WRITTEN TASK:
In the text on Kenya's geothermal industry, rewrite the passage between "The Kenyan government" and "dispossession and marginalization.", inclusive, replacing "mid-income" with "middle-income".
--- Start of SOURCE TEXT ---
The booming geothermal industry in Kenya illustrates how rapid transitions to renewable energy systems can risk generating conflicts if they are not done with sensitivity to the impact of transition on marginalised populations and to local ethnic and political dynamics.

The Kenyan government has a plan to turn Kenya into a mid-income, newly-industrialised country by 2030, powered in large part by geothermal energy from the Great Rift Valley. As this plan is enacted, it is causing conflict with Maasai tribespeople over long-standing land tenure issues, and local concern about dispossession and marginalization.

To avoid future confrontations and tension, the Maasai civil society leaders have  recommend to international funders and Kenya’s state-owned energy companies that geothermal developers undertake projects in consultation with local tribespeople, and share the benefits of developing geothermal power.

Kenya’s energy challenges

At the moment electricity in Kenya is expensive and power outages are common. Until recently the country primarily relied on five hydroelectricity stations situated on the Lower Tana River in the southeast, with a single diesel-fuelled plant providing back-up generation capacity. The system isn’t particularly future proof – climate change will increase rainfall variability, and fuel oil import costs are also expected to fluctuate in the future.

Given these problems, it is apparent why the country is moving quickly to tap its geothermal potential. Geothermal power doesn’t have the variability issues associated with solar, wind or hydropower, and can provide reliable baseload electricity. Kenya has established four geothermal power plants in the Rift Valley, including the world’s largest single-turbine geothermal power plant, and the state-owned Kenya Electricity Generating Company (KenGen) and Geothermal Development Company (GDC) plan to develop two more in the next 2-4 years.

A supportive policy environment has brought in international financing from the World Bank, European Investment Bank, USAID and others, and  made Kenya one of the fastest-growing geothermal markets in the world. Installed geothermal capacity has increased 243% since 2010 to about 800 MWe, and now provides around half of Kenya’s electricity. But that’s still only a fraction of the estimated potential, which could surpass 10,000 MWe spread over 14 high temperature sites in the Rift Valley.
--- End of SOURCE TEXT ---
--- Start of RECORDS SUPPLIED ---
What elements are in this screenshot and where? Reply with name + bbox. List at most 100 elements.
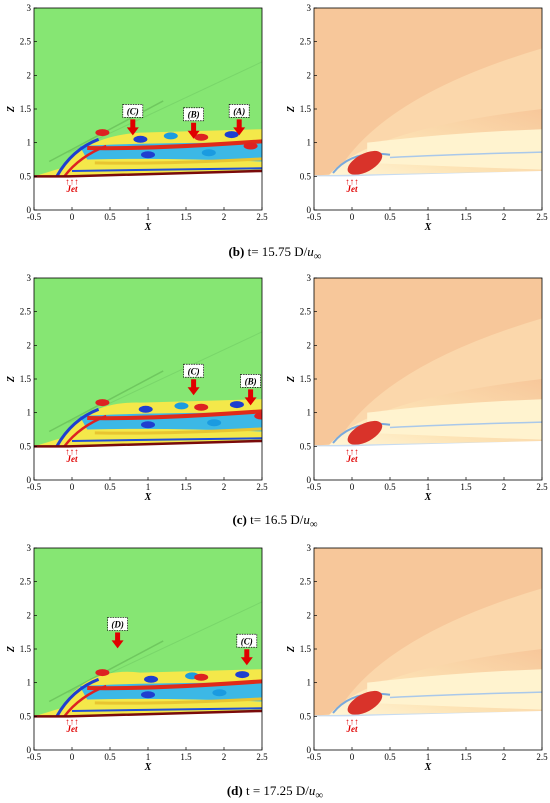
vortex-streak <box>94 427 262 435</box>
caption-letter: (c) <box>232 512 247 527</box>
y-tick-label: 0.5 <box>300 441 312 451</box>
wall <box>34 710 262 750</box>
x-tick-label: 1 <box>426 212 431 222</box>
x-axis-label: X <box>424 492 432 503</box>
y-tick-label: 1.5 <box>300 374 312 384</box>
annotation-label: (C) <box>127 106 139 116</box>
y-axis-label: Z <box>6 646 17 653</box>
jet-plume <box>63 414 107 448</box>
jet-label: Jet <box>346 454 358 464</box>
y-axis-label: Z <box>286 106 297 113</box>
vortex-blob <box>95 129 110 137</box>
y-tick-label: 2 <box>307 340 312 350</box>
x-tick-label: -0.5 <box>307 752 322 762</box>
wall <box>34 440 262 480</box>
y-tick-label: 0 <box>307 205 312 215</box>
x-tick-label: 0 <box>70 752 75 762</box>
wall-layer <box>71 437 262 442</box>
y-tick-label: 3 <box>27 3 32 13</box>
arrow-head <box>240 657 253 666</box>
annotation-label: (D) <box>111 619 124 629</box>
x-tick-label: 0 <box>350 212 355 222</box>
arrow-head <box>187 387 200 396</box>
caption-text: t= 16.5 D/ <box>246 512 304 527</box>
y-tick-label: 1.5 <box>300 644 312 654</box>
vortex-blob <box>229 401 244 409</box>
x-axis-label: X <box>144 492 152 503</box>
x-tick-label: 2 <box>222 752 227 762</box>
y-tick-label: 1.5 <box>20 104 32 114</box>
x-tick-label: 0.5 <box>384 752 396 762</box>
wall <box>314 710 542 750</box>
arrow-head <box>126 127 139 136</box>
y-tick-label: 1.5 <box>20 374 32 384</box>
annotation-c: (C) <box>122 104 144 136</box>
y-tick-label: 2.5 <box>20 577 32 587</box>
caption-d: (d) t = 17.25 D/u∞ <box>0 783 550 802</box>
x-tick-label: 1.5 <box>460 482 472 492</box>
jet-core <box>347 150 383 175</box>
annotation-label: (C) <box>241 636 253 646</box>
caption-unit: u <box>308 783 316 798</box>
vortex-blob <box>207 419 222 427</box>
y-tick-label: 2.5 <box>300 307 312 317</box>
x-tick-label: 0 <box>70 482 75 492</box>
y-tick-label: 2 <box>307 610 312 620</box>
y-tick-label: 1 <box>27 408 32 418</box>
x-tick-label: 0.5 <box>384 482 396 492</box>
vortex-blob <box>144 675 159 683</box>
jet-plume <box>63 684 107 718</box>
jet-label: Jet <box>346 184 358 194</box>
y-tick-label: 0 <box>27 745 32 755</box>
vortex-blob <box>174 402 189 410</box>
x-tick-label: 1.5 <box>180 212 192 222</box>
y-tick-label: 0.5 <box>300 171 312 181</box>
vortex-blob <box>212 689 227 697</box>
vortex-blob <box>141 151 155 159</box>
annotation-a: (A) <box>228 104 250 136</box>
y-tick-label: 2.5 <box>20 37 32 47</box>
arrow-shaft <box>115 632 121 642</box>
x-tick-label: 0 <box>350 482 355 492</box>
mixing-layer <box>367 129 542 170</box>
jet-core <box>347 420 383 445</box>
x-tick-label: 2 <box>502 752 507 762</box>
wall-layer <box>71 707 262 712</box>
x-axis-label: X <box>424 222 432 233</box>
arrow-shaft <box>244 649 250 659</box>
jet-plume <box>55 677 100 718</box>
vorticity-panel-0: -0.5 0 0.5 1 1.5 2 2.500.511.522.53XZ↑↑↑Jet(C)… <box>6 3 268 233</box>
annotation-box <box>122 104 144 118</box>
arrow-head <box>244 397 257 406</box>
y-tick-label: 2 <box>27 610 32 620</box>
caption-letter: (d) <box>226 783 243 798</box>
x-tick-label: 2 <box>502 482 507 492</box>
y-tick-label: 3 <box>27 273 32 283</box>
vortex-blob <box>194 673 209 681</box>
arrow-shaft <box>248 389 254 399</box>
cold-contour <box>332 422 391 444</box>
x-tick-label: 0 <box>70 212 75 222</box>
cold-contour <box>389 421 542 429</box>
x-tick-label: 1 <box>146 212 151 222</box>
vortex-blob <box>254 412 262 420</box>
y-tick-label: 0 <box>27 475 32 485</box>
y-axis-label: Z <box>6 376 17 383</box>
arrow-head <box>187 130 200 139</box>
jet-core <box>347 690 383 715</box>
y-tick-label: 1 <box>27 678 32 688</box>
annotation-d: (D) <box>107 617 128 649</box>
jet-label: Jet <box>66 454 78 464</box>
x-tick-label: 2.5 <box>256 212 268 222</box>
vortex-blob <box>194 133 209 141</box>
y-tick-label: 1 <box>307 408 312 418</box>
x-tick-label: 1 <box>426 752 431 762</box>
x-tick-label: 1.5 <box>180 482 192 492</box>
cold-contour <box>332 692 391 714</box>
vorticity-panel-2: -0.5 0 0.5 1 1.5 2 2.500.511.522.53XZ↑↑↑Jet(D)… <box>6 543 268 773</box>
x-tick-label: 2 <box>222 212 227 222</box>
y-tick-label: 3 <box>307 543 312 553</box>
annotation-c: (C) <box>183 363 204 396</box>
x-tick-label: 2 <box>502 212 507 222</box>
--- End of RECORDS SUPPLIED ---
--- Start of RECORDS SUPPLIED ---
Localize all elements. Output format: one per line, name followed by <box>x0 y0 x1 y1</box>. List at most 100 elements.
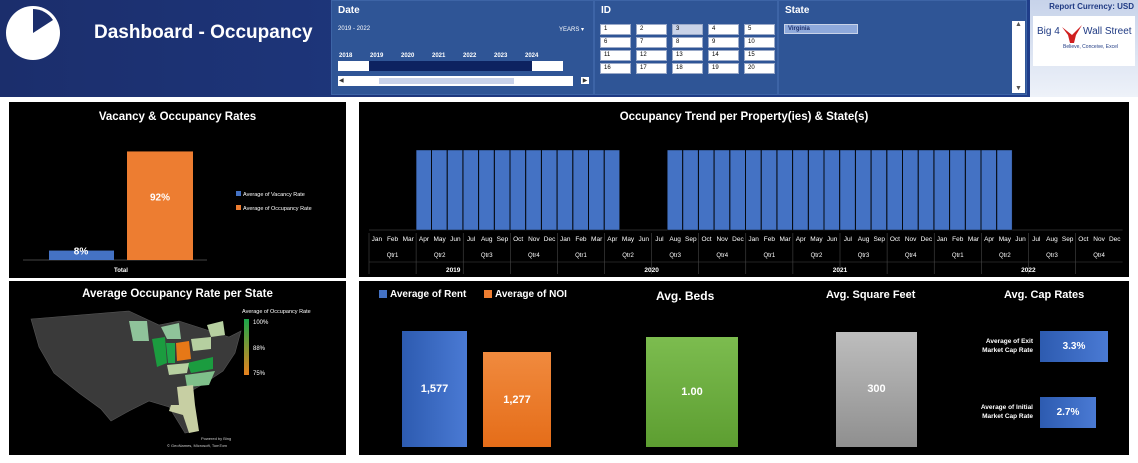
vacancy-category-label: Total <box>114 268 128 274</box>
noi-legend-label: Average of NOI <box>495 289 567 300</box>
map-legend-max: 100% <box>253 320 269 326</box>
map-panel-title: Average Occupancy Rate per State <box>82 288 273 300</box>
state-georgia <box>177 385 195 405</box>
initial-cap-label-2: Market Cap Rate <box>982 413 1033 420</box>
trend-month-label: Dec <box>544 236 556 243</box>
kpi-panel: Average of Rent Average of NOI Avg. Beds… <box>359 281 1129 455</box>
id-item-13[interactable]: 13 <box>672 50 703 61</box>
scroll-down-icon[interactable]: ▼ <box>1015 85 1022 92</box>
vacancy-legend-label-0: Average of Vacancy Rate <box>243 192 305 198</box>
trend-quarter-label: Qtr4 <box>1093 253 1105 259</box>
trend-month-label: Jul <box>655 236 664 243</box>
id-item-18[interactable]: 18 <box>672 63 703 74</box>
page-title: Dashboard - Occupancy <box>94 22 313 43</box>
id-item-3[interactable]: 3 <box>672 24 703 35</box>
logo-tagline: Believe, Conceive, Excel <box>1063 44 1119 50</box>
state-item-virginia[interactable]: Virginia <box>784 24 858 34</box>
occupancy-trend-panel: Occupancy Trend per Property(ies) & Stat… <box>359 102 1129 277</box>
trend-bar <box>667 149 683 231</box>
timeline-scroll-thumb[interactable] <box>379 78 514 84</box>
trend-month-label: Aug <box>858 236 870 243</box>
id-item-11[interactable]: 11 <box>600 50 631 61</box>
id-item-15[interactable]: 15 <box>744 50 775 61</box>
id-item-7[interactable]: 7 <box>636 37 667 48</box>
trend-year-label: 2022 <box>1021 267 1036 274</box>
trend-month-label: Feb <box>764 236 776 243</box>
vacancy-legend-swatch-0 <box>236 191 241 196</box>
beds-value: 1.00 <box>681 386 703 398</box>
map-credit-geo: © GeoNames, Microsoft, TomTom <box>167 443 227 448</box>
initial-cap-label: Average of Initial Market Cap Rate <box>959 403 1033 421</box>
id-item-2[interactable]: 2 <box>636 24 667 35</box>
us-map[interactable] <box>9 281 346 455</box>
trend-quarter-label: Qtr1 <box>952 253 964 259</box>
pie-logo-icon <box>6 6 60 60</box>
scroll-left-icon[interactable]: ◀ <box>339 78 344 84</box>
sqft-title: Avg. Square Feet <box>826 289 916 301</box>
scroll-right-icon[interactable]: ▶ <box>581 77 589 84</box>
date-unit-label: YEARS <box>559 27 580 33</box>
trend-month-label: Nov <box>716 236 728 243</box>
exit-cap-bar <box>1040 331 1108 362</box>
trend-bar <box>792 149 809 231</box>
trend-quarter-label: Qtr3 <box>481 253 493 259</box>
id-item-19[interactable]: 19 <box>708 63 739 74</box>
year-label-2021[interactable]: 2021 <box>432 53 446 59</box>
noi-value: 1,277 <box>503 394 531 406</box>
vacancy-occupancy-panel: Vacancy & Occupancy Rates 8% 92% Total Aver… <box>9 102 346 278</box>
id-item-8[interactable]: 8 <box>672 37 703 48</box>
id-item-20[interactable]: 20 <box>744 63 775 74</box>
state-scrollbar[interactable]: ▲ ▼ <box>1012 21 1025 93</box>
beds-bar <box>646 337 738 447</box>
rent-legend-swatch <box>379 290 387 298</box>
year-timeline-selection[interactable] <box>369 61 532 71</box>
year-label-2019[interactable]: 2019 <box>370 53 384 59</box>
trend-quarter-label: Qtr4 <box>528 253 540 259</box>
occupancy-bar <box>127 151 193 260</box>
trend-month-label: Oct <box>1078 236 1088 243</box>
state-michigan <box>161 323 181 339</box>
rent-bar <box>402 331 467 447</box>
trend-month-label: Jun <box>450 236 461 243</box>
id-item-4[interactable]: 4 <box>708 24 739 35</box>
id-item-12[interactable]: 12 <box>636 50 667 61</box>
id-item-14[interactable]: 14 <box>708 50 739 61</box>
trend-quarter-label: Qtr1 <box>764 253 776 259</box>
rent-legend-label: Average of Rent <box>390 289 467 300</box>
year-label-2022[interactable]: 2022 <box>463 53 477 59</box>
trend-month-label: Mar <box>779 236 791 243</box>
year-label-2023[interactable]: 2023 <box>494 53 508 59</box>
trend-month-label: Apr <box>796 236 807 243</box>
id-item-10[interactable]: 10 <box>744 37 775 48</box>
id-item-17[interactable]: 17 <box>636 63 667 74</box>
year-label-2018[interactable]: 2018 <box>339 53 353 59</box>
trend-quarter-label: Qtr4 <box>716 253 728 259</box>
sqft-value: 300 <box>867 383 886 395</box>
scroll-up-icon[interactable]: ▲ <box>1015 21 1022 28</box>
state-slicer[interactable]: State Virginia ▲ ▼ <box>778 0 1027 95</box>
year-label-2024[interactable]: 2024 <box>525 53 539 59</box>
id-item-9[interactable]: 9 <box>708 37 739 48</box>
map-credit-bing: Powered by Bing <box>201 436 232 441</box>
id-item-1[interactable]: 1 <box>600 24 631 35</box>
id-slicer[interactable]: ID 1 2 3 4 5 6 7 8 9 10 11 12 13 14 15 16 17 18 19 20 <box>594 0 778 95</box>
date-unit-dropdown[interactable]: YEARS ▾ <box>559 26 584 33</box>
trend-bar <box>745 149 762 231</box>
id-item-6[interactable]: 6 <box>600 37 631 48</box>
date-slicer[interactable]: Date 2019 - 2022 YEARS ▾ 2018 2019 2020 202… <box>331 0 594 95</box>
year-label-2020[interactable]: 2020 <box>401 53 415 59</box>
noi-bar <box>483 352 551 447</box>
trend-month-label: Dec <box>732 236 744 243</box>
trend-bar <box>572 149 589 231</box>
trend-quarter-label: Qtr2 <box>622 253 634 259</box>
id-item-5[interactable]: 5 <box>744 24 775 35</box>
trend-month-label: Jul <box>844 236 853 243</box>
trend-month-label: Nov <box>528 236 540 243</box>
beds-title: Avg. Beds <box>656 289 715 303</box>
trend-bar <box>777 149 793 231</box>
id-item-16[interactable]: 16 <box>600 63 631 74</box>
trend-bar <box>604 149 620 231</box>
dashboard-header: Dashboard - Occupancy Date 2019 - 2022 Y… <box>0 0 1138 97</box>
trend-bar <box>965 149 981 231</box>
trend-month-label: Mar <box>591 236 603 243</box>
--- End of RECORDS SUPPLIED ---
FULL OUTPUT:
The Kenyan government has a plan to turn Kenya into a middle-income, newly-industrialised country by 2030, powered in large part by geothermal energy from the Great Rift Valley. As this plan is enacted, it is causing conflict with Maasai tribespeople over long-standing land tenure issues, and local concern about dispossession and marginalization.